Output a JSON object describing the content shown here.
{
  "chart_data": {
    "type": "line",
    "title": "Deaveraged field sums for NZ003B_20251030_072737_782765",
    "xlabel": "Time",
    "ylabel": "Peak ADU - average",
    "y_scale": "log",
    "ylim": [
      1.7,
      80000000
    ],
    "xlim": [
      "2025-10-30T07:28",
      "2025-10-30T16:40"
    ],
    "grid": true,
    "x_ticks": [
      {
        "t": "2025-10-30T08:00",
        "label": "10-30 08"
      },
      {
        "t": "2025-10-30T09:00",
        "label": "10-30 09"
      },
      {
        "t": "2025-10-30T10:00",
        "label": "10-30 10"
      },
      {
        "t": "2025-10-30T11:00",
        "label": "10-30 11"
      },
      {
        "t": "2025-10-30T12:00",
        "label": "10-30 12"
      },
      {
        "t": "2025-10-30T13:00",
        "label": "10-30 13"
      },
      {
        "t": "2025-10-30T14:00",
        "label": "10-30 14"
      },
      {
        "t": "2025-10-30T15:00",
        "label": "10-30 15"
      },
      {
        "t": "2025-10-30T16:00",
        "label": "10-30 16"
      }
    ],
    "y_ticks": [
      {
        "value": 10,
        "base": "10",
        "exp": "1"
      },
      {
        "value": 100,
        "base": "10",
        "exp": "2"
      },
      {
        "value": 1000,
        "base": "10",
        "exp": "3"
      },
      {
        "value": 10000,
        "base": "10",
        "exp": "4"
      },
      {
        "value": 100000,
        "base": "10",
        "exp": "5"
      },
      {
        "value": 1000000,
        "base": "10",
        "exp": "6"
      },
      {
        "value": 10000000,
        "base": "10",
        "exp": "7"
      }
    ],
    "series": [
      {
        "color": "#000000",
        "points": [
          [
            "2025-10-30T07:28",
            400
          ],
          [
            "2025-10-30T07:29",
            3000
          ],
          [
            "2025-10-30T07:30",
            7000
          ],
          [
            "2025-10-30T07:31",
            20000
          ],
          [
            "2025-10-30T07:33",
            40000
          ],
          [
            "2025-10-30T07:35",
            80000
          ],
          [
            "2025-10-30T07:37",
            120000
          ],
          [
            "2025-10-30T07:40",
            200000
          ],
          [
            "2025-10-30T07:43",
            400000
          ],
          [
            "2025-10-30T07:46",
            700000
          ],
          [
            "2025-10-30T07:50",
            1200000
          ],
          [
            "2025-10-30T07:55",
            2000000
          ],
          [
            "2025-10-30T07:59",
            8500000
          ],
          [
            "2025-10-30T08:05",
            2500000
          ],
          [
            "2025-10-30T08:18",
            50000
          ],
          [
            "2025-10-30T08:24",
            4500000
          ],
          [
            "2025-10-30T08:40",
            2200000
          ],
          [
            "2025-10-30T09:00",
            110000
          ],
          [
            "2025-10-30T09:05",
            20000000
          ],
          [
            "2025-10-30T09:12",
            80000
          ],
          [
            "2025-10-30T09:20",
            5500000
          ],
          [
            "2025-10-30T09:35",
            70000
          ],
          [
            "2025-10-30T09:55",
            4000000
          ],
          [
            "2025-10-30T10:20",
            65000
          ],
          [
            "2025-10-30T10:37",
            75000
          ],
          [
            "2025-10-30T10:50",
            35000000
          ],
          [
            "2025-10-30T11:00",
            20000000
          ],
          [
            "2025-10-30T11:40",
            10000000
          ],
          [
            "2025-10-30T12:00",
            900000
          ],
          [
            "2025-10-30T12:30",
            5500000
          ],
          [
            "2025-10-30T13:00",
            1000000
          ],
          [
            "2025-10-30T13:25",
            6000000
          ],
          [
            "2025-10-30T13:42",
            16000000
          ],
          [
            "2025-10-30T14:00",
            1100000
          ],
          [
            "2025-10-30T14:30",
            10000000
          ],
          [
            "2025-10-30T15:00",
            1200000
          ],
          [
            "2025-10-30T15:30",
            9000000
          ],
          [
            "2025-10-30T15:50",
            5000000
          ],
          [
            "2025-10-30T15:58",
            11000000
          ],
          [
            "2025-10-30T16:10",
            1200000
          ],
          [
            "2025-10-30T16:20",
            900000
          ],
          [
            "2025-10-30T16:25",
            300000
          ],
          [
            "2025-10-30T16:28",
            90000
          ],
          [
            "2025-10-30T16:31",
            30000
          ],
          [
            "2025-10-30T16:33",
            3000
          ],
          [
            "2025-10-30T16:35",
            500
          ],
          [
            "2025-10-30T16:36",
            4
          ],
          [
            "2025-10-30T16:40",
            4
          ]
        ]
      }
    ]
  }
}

Directions for this task:
Take each line of the material that contains the word "value" and list it.

Finished task:
        "value": 10,
        "value": 100,
        "value": 1000,
        "value": 10000,
        "value": 100000,
        "value": 1000000,
        "value": 10000000,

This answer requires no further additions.